_Goal:_
From the entries below, list each line with "Anschluss".

[START]

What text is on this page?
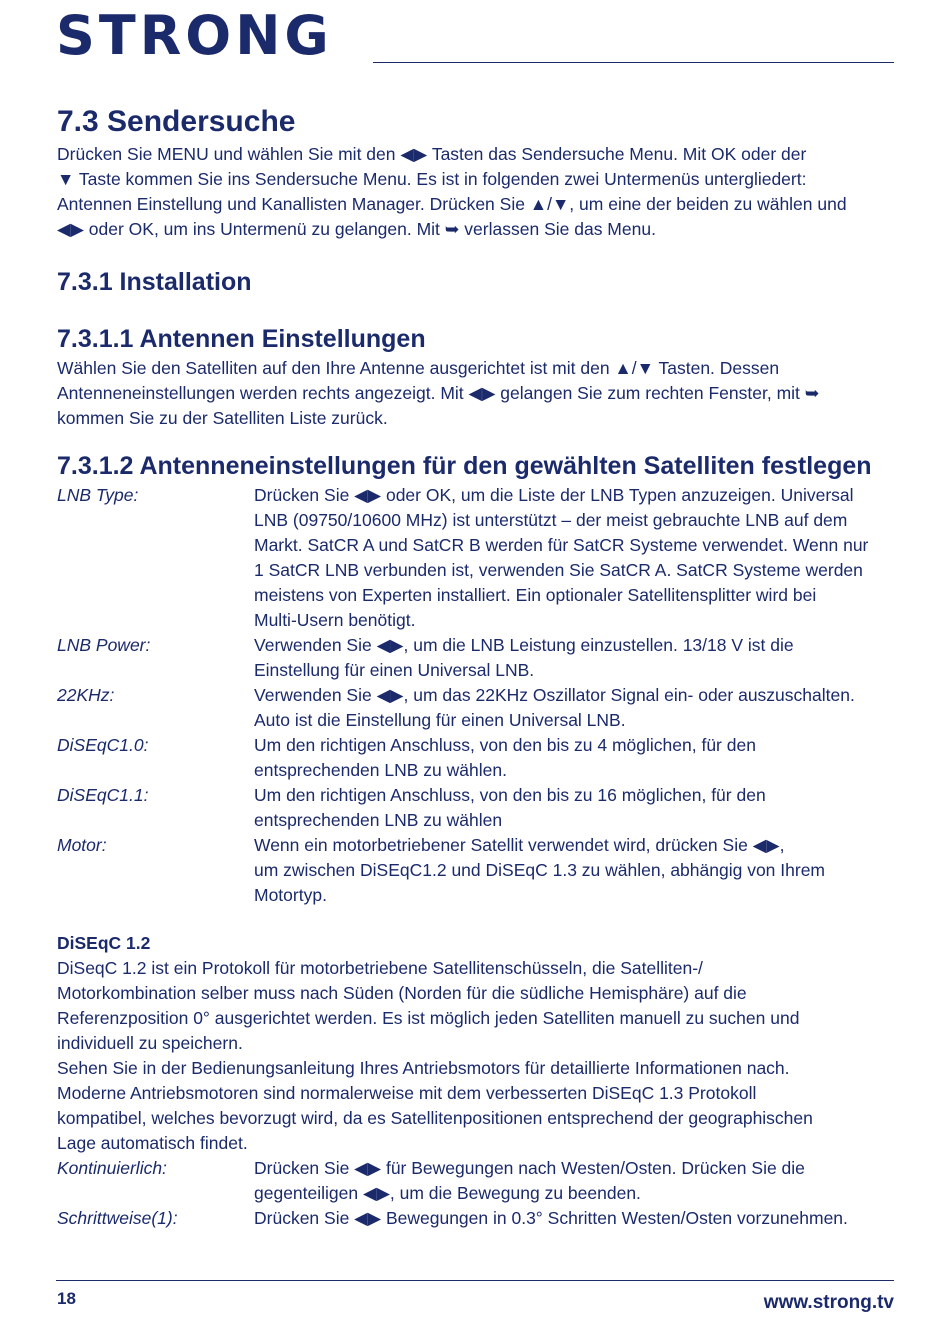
STRONG
7.3 Sendersuche

Drücken Sie MENU und wählen Sie mit den ◀▶ Tasten das Sendersuche Menu. Mit OK oder der

▼ Taste kommen Sie ins Sendersuche Menu. Es ist in folgenden zwei Untermenüs untergliedert:

Antennen Einstellung und Kanallisten Manager. Drücken Sie ▲/▼, um eine der beiden zu wählen und

◀▶ oder OK, um ins Untermenü zu gelangen. Mit ➥ verlassen Sie das Menu.

7.3.1 Installation
7.3.1.1 Antennen Einstellungen

Wählen Sie den Satelliten auf den Ihre Antenne ausgerichtet ist mit den ▲/▼ Tasten. Dessen

Antenneneinstellungen werden rechts angezeigt. Mit ◀▶ gelangen Sie zum rechten Fenster, mit ➥

kommen Sie zu der Satelliten Liste zurück.

7.3.1.2 Antenneneinstellungen für den gewählten Satelliten festlegen
LNB Type:	Drücken Sie ◀▶ oder OK, um die Liste der LNB Typen anzuzeigen. Universal
LNB (09750/10600 MHz) ist unterstützt – der meist gebrauchte LNB auf dem
Markt. SatCR A und SatCR B werden für SatCR Systeme verwendet. Wenn nur
1 SatCR LNB verbunden ist, verwenden Sie SatCR A. SatCR Systeme werden
meistens von Experten installiert. Ein optionaler Satellitensplitter wird bei
Multi-Usern benötigt.
LNB Power:	Verwenden Sie ◀▶, um die LNB Leistung einzustellen. 13/18 V ist die
Einstellung für einen Universal LNB.
22KHz:	Verwenden Sie ◀▶, um das 22KHz Oszillator Signal ein- oder auszuschalten.
Auto ist die Einstellung für einen Universal LNB.
DiSEqC1.0:	Um den richtigen Anschluss, von den bis zu 4 möglichen, für den
entsprechenden LNB zu wählen.
DiSEqC1.1:	Um den richtigen Anschluss, von den bis zu 16 möglichen, für den
entsprechenden LNB zu wählen
Motor:	Wenn ein motorbetriebener Satellit verwendet wird, drücken Sie ◀▶,
um zwischen DiSEqC1.2 und DiSEqC 1.3 zu wählen, abhängig von Ihrem
Motortyp.
DiSEqC 1.2

DiSeqC 1.2 ist ein Protokoll für motorbetriebene Satellitenschüsseln, die Satelliten-/

Motorkombination selber muss nach Süden (Norden für die südliche Hemisphäre) auf die

Referenzposition 0° ausgerichtet werden. Es ist möglich jeden Satelliten manuell zu suchen und

individuell zu speichern.

Sehen Sie in der Bedienungsanleitung Ihres Antriebsmotors für detaillierte Informationen nach.

Moderne Antriebsmotoren sind normalerweise mit dem verbesserten DiSEqC 1.3 Protokoll

kompatibel, welches bevorzugt wird, da es Satellitenpositionen entsprechend der geographischen

Lage automatisch findet.

Kontinuierlich:	Drücken Sie ◀▶ für Bewegungen nach Westen/Osten. Drücken Sie die
gegenteiligen ◀▶, um die Bewegung zu beenden.
Schrittweise(1):	Drücken Sie ◀▶ Bewegungen in 0.3° Schritten Westen/Osten vorzunehmen.
18	www.strong.tv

[END]

_Output for this exercise:_
DiSEqC1.0:	Um den richtigen Anschluss, von den bis zu 4 möglichen, für den
DiSEqC1.1:	Um den richtigen Anschluss, von den bis zu 16 möglichen, für den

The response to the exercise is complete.